*Task statement*.
Comb the records below for the string "Design" and copy each line where it turns up.

*Data section*.
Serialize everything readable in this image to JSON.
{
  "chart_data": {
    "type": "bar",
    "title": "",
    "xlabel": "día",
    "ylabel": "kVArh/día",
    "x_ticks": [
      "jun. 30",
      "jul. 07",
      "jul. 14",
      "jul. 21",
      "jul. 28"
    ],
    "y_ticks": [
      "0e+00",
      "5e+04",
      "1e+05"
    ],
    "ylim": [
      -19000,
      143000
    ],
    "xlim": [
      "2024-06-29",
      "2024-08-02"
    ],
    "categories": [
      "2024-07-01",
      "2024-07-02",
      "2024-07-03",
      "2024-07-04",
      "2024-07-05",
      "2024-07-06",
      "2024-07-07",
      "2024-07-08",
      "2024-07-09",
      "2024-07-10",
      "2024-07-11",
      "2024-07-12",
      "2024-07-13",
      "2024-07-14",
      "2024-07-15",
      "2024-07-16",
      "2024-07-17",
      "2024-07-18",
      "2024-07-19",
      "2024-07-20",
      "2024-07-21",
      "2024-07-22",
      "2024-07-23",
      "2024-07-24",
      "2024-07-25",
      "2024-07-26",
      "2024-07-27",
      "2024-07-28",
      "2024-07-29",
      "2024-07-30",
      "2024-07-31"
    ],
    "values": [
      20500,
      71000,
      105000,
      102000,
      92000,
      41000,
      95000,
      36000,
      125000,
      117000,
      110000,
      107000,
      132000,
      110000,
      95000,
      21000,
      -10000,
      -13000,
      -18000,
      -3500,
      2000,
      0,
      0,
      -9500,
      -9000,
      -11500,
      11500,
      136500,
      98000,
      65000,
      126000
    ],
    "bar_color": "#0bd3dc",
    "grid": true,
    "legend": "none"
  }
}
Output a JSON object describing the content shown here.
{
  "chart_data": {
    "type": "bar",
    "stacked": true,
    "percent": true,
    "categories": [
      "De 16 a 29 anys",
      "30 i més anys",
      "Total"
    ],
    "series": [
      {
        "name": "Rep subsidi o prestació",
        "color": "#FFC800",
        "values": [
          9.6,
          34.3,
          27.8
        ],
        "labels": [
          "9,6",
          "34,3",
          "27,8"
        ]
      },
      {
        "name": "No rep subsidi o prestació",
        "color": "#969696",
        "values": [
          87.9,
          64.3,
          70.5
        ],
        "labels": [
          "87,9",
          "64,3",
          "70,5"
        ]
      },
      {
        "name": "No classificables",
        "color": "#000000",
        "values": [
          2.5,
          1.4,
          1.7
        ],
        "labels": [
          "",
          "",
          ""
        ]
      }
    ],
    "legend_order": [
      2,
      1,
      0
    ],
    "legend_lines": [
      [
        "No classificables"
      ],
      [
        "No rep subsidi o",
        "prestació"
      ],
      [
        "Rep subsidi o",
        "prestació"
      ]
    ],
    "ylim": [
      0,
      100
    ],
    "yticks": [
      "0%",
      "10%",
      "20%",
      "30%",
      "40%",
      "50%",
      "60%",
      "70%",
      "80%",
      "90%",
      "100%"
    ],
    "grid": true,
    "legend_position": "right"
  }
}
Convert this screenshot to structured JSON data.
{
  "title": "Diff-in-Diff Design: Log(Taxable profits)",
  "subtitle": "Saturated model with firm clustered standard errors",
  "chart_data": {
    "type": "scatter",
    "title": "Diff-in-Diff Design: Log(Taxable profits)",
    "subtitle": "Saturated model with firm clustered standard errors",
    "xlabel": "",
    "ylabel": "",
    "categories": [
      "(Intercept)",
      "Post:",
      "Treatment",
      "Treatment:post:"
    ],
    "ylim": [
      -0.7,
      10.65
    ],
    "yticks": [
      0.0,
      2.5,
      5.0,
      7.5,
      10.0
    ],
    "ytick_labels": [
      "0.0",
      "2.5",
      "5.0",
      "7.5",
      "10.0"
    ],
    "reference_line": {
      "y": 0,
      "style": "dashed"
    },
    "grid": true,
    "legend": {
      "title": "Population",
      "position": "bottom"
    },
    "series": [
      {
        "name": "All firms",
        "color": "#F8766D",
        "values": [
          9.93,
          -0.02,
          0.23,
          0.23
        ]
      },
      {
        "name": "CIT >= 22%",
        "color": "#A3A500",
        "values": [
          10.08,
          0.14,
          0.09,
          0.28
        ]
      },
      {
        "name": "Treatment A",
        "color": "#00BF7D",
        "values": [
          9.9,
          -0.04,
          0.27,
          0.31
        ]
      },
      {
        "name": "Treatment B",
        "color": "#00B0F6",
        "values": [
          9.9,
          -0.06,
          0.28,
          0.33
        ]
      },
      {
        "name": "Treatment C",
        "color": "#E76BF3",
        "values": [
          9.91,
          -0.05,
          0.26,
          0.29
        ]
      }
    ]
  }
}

*Output of the task*.
  "title": "Diff-in-Diff Design: Log(Taxable profits)",
    "title": "Diff-in-Diff Design: Log(Taxable profits)",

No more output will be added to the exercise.